-- BEGIN Data supplied --
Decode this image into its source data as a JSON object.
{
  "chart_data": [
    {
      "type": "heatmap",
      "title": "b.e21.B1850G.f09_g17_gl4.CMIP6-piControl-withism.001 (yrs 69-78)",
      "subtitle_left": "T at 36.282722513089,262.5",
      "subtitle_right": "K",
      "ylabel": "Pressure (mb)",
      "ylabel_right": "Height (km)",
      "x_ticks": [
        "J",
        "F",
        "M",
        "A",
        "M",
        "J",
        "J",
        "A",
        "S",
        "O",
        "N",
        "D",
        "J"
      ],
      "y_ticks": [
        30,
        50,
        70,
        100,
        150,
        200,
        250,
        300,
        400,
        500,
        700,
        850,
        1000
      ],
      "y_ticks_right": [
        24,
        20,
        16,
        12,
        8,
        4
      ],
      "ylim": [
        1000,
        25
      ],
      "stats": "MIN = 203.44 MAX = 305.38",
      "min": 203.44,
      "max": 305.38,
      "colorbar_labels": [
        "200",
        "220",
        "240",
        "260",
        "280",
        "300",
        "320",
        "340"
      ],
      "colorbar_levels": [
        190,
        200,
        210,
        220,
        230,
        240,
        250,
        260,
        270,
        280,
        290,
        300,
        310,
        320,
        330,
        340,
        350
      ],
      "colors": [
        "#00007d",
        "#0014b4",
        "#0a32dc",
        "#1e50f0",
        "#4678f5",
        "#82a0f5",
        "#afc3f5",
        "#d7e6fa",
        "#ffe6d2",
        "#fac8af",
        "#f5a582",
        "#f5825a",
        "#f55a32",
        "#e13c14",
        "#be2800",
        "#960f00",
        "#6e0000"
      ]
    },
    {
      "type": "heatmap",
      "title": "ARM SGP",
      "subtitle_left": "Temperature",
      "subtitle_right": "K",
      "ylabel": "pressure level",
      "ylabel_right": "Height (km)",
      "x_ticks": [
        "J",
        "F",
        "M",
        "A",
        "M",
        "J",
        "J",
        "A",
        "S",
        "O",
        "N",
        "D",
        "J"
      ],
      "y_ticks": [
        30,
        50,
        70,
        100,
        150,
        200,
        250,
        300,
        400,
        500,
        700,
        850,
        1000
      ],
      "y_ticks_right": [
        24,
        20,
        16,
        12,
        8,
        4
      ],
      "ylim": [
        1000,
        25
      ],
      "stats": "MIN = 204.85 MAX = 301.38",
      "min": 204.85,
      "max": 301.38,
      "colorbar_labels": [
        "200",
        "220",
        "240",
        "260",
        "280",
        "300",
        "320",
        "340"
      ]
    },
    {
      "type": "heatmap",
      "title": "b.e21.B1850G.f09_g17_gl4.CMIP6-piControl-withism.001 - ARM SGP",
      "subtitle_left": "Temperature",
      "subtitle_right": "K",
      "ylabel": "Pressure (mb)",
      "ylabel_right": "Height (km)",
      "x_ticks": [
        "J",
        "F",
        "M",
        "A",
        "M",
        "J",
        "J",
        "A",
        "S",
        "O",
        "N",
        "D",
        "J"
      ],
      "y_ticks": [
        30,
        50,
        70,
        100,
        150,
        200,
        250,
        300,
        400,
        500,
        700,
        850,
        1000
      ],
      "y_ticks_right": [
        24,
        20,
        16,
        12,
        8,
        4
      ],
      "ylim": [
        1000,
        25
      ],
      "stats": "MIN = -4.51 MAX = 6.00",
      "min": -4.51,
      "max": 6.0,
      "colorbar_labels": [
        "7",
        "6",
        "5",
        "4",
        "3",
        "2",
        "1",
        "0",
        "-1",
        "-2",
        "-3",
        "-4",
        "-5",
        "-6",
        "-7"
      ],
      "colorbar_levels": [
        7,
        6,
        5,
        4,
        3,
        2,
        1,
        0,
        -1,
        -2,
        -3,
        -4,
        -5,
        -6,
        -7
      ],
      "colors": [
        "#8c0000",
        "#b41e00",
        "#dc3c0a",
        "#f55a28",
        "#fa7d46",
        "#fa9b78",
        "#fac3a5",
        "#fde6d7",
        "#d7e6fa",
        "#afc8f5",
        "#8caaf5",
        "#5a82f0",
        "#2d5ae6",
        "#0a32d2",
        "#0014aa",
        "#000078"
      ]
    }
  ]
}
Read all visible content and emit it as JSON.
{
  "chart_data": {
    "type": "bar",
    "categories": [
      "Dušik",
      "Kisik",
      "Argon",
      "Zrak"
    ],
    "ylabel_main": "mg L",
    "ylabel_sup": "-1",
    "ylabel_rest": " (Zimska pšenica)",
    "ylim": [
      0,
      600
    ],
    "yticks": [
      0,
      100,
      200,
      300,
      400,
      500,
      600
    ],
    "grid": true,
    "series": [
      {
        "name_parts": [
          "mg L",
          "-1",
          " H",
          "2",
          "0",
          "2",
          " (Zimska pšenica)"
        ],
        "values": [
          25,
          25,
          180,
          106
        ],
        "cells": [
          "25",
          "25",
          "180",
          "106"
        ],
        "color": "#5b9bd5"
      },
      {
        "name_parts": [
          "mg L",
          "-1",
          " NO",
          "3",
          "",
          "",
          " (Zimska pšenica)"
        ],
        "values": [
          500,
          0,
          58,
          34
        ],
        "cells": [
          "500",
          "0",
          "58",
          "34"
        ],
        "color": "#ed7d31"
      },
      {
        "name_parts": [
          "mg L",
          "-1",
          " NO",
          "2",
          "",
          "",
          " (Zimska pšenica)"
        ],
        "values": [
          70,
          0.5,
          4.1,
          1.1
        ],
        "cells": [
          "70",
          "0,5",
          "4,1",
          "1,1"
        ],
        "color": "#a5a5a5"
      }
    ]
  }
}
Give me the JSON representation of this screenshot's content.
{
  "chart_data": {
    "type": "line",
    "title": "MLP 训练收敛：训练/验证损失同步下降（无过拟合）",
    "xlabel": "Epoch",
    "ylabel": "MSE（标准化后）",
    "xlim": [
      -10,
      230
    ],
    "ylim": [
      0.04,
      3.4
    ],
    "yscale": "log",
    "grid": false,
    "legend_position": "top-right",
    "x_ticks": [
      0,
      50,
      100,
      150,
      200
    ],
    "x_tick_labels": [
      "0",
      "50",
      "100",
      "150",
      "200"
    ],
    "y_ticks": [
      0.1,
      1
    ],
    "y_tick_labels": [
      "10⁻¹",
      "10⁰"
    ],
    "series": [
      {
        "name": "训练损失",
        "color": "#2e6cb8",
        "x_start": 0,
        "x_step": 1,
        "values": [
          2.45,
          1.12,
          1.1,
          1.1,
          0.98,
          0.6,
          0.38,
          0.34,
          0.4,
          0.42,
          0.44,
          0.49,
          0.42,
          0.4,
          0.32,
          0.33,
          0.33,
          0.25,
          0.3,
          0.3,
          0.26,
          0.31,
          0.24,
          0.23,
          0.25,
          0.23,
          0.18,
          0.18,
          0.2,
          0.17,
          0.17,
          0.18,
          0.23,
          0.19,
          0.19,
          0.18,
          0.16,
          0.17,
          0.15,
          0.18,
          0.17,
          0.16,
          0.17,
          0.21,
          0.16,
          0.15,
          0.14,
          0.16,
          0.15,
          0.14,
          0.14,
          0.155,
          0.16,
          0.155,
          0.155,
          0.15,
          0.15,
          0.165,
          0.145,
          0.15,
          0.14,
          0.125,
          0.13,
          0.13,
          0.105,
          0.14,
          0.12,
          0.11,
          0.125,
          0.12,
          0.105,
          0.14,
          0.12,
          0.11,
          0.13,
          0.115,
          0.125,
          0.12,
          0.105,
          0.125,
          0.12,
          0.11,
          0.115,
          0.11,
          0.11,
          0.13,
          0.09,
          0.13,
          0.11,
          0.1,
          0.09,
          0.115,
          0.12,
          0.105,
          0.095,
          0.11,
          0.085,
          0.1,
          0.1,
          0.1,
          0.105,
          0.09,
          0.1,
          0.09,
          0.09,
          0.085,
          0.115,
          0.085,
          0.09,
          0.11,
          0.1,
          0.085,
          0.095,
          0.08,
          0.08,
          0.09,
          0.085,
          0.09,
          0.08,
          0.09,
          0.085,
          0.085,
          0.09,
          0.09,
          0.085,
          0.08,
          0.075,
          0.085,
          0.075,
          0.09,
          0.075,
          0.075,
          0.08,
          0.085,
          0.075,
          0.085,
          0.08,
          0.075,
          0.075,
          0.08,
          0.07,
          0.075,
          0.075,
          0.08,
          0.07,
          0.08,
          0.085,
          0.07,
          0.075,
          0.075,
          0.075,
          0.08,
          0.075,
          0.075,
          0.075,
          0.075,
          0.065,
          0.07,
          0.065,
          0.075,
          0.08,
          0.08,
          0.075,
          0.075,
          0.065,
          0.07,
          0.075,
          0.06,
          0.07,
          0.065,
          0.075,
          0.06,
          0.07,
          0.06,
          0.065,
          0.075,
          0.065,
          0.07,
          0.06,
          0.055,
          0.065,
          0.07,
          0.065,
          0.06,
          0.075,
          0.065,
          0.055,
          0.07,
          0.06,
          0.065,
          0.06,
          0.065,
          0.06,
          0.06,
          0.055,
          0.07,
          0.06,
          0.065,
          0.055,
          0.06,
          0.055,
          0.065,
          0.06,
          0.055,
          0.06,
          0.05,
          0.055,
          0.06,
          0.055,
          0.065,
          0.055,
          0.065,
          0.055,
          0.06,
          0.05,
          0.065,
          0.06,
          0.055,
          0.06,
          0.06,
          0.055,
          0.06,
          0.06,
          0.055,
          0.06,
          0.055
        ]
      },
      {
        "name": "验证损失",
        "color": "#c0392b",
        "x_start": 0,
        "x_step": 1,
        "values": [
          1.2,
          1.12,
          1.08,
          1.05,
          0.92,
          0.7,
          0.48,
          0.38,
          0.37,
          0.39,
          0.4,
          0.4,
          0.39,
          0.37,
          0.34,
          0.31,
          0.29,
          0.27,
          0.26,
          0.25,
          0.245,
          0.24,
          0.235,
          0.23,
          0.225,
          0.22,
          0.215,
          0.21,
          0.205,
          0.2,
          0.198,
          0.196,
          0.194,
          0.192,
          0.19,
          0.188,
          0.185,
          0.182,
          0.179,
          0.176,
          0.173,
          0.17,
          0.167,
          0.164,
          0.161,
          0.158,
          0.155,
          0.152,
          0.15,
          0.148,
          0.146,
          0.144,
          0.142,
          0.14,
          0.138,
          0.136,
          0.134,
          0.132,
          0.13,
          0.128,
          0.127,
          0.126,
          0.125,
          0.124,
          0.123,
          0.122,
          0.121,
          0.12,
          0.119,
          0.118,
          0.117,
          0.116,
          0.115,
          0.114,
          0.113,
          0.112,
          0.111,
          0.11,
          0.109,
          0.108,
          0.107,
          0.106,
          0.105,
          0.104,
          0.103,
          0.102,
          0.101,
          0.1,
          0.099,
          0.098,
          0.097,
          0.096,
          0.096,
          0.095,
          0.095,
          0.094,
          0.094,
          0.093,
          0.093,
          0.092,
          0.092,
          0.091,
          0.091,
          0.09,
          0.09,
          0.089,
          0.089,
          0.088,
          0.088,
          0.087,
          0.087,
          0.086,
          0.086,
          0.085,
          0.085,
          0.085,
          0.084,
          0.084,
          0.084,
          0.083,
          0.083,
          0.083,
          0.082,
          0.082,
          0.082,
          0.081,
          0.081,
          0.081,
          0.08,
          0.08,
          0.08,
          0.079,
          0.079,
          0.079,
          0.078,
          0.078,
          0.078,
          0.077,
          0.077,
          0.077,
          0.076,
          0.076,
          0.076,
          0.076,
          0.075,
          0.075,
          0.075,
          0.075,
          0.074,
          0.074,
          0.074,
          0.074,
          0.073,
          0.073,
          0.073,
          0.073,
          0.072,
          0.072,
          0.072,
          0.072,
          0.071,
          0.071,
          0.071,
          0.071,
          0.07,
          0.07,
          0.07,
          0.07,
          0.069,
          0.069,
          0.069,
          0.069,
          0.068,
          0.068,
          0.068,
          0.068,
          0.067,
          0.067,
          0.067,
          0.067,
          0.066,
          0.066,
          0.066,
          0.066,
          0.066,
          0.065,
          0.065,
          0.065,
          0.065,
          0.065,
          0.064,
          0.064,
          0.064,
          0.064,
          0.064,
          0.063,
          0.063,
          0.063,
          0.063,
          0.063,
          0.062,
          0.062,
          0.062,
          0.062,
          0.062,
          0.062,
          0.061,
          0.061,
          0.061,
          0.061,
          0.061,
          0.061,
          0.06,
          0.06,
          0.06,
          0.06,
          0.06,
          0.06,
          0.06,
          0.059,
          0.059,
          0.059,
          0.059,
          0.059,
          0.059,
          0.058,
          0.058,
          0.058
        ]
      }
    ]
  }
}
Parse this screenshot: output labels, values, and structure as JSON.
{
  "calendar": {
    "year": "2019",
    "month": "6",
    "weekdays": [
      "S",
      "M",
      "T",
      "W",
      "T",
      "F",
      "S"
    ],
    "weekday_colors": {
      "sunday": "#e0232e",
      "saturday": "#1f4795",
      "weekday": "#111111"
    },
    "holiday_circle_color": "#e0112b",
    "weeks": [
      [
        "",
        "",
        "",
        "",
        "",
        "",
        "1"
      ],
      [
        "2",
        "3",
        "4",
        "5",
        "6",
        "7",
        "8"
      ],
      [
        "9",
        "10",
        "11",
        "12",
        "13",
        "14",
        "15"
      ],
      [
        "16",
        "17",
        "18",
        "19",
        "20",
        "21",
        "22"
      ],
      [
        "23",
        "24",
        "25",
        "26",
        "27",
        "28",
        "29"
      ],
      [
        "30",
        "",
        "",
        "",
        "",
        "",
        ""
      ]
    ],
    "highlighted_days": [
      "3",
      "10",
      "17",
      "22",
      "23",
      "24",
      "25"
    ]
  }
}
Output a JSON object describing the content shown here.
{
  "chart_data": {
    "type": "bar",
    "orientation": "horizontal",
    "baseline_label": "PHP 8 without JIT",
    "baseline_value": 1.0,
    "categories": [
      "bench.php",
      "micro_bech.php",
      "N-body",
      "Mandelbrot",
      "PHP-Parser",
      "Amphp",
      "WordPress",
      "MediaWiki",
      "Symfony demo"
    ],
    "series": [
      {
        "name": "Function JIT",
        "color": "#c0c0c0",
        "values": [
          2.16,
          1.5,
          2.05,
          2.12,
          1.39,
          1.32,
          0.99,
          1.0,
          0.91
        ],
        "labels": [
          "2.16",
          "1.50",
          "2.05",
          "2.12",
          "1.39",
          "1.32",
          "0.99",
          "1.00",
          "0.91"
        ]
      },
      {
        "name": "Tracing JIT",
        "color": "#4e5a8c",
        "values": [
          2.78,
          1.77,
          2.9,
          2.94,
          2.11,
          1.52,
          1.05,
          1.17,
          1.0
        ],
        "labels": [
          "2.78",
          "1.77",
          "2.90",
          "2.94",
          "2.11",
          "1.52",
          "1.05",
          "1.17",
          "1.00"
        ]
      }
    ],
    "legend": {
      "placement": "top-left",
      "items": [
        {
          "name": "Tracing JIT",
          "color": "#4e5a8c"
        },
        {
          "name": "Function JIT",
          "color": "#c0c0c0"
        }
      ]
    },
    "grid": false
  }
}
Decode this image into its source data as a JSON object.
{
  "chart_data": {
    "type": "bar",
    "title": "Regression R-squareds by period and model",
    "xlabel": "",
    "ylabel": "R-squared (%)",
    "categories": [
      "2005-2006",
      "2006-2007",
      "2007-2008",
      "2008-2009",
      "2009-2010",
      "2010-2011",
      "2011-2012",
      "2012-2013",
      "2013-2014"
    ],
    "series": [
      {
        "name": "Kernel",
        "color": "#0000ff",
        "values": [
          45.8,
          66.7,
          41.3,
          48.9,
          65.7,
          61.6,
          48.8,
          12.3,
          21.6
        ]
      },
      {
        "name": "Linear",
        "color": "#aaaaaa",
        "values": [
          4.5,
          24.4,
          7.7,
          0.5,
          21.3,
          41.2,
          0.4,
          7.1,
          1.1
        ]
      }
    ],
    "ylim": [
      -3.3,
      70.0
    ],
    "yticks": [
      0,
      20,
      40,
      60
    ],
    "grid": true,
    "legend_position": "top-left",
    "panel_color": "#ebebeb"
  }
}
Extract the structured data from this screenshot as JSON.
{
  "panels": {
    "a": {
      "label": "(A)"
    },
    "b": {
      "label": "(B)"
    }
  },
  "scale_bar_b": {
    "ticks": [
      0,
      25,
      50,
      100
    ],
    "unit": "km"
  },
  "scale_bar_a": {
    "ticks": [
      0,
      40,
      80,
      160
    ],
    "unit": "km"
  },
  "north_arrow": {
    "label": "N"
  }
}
-- END Data supplied --
> What to produce
How many of the lines above hold "withism"? Answer with only the number.

> Correct result
2